- **Short exercise**: Count every line below in which "Soil" occurs, then give only the count.

[Figure collection entries]
◇ ◇ ◇ ◇
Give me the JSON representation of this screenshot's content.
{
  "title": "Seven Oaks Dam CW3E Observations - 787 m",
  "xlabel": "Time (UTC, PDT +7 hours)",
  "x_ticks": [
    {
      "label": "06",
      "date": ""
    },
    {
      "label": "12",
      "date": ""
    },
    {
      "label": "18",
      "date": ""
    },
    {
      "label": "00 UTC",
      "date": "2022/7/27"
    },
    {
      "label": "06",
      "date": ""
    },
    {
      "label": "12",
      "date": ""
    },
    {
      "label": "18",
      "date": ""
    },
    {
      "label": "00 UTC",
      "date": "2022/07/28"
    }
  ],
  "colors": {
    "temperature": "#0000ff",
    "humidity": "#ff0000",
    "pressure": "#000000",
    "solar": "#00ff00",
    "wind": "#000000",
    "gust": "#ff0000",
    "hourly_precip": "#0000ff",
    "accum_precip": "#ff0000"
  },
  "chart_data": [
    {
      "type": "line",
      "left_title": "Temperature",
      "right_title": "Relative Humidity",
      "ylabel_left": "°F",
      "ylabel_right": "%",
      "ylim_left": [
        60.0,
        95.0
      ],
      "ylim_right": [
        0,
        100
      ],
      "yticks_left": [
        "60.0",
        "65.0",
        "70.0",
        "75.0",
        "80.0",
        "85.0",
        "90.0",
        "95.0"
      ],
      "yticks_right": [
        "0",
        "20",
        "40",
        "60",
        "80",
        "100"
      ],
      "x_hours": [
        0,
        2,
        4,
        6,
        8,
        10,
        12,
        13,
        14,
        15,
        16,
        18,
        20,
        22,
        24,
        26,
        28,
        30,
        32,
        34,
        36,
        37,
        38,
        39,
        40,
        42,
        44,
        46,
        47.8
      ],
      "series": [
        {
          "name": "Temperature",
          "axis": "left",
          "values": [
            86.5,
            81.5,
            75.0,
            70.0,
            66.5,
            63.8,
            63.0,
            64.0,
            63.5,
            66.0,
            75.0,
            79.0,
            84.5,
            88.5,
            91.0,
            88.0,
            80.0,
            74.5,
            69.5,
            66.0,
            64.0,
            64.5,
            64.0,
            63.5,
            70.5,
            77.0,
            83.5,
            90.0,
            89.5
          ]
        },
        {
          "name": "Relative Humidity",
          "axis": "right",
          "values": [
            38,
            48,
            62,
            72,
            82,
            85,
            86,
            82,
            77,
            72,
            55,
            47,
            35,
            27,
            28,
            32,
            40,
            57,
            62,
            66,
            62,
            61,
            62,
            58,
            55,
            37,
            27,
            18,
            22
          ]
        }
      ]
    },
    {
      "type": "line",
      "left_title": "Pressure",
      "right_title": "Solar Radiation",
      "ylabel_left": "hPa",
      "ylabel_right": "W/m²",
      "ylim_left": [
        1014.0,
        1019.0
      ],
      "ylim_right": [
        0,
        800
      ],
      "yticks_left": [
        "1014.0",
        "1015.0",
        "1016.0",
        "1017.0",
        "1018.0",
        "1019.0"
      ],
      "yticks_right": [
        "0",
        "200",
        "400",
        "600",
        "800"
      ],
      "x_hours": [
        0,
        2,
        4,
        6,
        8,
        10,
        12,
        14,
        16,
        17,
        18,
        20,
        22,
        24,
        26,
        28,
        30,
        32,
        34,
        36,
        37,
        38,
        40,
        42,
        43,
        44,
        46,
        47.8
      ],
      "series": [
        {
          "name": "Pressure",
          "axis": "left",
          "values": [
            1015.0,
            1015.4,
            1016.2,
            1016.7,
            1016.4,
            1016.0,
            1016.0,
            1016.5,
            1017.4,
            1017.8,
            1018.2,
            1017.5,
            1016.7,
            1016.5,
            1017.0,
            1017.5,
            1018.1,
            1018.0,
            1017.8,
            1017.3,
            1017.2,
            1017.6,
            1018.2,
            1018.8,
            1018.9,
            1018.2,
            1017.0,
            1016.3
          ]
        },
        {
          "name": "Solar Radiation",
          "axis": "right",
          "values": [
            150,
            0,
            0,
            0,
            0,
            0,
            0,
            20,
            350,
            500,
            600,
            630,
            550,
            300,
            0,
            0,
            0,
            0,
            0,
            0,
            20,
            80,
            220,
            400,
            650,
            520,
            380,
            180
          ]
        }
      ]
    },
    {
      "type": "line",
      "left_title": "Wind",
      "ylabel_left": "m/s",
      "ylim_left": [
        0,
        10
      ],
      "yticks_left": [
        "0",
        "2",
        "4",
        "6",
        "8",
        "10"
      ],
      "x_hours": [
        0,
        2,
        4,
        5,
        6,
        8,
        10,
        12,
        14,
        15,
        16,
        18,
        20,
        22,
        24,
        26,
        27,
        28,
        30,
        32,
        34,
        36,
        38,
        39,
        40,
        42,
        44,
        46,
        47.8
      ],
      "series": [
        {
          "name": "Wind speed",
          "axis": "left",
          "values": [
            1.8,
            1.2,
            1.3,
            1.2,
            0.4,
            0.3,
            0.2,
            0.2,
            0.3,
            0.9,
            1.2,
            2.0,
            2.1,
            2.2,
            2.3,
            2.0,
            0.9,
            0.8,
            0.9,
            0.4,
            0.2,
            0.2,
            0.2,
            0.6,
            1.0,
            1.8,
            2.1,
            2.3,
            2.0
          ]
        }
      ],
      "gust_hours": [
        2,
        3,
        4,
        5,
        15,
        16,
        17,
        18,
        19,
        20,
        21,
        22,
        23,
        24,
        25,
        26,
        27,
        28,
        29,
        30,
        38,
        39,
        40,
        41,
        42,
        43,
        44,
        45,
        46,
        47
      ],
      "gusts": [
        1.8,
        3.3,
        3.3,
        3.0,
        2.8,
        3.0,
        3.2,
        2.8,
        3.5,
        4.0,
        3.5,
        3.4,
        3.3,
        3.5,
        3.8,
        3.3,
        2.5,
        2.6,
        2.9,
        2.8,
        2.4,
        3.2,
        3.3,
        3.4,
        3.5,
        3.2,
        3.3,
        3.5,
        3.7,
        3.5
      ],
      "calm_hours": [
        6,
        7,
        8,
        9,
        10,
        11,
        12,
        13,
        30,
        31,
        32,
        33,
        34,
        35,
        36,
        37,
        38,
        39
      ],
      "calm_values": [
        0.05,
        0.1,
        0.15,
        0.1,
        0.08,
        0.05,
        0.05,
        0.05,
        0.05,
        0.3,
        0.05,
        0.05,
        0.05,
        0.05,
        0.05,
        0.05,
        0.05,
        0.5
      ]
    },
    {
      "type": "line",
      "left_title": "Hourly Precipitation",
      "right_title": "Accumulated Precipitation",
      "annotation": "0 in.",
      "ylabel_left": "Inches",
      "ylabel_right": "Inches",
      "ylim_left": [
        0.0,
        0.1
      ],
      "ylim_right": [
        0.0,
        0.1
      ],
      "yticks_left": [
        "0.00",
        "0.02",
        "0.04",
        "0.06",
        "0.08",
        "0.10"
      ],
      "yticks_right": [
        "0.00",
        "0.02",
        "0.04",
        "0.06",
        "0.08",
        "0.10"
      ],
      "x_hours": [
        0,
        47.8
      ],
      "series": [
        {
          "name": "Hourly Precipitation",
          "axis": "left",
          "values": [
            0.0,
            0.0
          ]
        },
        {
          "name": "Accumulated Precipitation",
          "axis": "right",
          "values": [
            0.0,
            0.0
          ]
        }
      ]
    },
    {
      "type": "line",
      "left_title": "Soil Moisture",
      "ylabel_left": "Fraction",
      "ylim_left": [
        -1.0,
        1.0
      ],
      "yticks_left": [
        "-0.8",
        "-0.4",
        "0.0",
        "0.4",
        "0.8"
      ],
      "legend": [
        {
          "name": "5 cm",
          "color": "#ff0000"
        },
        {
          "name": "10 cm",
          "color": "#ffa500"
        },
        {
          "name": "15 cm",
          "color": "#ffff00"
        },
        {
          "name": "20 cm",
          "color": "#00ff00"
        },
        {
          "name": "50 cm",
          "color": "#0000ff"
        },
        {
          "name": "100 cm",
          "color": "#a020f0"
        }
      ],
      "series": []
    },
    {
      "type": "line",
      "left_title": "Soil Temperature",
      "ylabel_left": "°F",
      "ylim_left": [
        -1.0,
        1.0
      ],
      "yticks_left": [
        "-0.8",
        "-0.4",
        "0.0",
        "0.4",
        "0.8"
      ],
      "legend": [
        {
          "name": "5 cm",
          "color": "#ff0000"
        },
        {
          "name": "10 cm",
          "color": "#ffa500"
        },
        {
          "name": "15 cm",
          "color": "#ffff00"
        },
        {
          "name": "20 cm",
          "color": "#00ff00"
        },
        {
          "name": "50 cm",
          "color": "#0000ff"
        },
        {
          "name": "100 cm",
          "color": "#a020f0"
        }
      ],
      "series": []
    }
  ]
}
◇ ◇ ◇ ◇
- **Output of the exercise**: 2